= STATED PROBLEM =
Count every line of the material that holds the string "Undowam". Respond with the total only.

[Lines of data]
• • • • • • •

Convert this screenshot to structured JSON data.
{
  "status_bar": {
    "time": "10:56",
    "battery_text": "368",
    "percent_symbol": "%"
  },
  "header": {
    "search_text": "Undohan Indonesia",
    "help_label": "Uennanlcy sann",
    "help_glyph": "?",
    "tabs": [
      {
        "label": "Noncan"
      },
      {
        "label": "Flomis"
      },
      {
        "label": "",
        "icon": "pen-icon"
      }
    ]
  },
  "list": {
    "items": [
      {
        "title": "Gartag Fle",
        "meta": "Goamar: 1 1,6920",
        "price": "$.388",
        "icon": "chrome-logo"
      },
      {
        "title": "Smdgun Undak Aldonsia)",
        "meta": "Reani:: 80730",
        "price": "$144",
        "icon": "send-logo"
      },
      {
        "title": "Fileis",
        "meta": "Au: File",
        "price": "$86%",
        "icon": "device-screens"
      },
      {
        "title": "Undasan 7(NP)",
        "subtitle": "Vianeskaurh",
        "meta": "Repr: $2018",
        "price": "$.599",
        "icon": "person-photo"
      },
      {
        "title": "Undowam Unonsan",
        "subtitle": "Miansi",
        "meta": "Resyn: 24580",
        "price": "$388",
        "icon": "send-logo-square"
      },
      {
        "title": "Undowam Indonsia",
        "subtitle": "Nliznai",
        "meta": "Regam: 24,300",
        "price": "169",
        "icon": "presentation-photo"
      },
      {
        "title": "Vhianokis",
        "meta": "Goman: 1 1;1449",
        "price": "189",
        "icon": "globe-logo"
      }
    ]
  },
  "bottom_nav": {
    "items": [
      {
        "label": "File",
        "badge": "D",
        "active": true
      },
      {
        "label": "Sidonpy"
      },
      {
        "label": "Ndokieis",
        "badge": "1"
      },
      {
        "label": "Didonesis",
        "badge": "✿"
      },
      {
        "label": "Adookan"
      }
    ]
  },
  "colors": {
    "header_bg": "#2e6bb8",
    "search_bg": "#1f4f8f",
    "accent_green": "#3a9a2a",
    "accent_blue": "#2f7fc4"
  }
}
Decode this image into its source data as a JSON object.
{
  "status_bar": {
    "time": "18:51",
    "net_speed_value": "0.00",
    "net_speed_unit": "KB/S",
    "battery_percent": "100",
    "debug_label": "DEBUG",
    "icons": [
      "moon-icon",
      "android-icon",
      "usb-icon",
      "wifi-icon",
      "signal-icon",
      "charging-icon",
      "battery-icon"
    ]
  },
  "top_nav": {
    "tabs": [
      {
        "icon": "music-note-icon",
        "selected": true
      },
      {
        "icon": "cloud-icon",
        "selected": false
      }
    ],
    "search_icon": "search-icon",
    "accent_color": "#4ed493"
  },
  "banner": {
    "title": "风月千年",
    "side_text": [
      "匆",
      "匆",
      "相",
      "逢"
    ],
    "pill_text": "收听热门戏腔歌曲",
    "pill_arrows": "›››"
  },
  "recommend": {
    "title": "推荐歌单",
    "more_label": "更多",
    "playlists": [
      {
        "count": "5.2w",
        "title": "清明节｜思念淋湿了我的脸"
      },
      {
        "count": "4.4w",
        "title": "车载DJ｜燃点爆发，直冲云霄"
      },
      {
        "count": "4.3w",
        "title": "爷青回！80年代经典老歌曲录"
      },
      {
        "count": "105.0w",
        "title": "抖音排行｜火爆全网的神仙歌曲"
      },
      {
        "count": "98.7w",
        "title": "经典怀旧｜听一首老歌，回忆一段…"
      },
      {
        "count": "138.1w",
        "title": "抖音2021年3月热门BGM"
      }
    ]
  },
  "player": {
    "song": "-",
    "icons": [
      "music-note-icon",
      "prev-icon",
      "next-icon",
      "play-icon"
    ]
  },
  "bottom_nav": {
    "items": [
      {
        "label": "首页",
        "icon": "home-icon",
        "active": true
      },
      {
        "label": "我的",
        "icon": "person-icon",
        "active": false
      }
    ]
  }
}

• • • • • • •

= ANSWER TO THIS TASK =
2